Gather all lines from the material that contain "name".
BEGIN Material supplied
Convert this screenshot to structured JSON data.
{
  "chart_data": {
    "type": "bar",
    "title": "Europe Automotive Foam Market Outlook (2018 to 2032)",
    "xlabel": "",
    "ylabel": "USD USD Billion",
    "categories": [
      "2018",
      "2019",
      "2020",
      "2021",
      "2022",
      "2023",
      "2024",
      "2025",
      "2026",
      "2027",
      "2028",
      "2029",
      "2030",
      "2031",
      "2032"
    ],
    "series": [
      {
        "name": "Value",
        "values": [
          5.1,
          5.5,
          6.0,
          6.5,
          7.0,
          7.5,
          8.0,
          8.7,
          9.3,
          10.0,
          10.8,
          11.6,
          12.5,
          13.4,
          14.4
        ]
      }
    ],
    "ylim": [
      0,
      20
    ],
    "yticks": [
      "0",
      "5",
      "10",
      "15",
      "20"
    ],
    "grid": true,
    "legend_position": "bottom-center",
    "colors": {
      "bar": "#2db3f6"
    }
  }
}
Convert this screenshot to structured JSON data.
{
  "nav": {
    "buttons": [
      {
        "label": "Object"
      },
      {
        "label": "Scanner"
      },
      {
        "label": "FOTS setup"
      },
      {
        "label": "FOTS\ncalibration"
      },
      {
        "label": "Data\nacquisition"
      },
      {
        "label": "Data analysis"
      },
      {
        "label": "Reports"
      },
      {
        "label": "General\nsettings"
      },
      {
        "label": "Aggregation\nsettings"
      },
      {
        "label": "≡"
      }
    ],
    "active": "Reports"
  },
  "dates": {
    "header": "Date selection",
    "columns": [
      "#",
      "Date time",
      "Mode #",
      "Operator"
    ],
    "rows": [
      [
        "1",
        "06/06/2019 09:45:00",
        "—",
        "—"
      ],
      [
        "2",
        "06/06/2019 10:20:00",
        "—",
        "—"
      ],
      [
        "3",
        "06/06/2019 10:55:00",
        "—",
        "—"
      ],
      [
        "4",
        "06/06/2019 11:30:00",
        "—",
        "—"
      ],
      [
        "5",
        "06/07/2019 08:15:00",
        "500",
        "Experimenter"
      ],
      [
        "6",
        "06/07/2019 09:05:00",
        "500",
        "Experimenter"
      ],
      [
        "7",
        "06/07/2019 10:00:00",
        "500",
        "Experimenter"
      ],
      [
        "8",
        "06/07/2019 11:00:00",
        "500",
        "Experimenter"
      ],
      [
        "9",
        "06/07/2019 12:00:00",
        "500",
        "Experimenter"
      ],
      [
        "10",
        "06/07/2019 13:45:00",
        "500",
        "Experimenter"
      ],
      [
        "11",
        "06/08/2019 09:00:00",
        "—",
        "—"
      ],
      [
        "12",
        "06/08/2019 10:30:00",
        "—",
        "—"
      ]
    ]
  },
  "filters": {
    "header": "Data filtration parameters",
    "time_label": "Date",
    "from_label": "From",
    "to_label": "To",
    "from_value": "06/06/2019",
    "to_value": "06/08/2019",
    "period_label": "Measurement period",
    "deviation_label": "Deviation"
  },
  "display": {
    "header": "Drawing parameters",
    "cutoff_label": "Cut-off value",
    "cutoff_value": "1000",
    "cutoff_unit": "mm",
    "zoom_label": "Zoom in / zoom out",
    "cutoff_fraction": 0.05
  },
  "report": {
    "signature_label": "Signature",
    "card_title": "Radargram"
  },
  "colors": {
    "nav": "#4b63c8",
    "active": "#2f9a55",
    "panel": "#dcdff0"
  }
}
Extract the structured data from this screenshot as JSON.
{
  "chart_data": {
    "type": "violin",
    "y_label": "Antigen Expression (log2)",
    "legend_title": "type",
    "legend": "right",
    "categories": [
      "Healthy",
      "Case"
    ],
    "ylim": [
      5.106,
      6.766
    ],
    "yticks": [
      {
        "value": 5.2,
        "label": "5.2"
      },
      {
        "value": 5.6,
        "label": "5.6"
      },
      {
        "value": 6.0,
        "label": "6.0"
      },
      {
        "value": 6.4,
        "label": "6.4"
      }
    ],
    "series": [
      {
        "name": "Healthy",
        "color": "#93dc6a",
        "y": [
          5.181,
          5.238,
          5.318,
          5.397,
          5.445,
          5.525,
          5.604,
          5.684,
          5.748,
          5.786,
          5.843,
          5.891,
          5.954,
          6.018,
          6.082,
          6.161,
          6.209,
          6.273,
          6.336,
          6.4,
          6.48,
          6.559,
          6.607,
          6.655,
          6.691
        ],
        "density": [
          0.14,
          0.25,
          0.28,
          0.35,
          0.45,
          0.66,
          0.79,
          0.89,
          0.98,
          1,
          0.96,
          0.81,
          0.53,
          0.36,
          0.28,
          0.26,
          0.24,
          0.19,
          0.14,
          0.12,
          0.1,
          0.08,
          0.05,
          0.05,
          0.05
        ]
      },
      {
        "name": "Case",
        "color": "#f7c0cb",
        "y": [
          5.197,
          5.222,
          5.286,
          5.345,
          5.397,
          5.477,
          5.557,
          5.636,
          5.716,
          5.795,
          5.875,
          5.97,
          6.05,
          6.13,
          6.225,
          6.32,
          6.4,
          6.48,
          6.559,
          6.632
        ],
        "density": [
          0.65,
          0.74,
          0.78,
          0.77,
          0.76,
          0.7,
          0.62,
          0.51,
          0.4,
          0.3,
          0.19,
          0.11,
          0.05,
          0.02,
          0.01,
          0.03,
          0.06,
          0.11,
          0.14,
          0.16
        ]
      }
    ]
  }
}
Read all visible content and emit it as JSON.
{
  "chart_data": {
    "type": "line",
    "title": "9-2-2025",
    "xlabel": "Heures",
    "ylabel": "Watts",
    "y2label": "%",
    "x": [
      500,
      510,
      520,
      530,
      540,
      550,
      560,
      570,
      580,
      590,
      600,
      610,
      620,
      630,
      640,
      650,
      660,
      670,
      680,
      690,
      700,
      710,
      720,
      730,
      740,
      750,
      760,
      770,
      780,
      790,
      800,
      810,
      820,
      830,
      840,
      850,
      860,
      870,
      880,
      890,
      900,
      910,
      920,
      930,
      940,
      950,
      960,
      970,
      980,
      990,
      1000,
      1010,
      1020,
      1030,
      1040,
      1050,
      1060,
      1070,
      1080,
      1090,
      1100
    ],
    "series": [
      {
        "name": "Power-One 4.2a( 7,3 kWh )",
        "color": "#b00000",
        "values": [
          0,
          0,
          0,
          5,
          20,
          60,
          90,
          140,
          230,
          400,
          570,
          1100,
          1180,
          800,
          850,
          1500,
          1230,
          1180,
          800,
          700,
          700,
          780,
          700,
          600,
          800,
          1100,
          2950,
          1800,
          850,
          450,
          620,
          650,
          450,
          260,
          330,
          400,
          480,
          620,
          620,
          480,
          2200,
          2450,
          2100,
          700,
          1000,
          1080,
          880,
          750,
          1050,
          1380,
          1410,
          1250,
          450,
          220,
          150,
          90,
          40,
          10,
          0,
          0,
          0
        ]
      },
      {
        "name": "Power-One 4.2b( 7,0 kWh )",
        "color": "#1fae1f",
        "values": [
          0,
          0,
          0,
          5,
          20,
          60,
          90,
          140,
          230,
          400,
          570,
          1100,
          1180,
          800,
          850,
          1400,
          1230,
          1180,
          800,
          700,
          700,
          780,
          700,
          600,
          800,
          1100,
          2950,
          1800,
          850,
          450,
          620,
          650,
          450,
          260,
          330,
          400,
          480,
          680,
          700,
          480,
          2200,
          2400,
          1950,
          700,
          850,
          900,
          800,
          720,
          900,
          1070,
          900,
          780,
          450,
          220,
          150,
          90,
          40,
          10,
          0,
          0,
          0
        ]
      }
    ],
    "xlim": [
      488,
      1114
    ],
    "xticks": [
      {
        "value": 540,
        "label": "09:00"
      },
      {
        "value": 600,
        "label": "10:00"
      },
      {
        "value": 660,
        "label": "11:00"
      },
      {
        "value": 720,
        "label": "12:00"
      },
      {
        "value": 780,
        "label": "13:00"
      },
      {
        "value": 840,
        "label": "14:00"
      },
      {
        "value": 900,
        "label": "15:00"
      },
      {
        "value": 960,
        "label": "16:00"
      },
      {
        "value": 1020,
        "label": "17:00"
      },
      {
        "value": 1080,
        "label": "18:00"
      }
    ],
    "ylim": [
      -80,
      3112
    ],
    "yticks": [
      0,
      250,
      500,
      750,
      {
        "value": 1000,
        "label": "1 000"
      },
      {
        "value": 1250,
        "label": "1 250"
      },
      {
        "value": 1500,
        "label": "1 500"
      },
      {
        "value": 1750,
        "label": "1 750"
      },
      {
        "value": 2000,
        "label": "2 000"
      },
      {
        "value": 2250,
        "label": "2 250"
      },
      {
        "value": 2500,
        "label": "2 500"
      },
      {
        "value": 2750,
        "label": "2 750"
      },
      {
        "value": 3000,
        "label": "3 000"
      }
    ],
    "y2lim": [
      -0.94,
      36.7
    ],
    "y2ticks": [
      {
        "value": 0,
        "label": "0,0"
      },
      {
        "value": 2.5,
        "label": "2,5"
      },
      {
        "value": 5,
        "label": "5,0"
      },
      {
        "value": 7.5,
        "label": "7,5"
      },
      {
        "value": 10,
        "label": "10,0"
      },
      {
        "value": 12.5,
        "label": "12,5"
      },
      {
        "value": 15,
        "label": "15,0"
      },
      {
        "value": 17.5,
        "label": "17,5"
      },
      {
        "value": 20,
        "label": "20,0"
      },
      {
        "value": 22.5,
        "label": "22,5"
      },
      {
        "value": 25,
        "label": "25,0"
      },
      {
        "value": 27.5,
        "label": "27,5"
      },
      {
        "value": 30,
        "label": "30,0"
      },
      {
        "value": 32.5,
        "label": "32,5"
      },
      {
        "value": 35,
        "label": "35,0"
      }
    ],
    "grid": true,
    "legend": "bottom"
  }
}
END Material supplied
## Answer
        "name": "Value",
        "name": "Healthy",
        "name": "Case",
        "name": "Power-One 4.2a( 7,3 kWh )",
        "name": "Power-One 4.2b( 7,0 kWh )",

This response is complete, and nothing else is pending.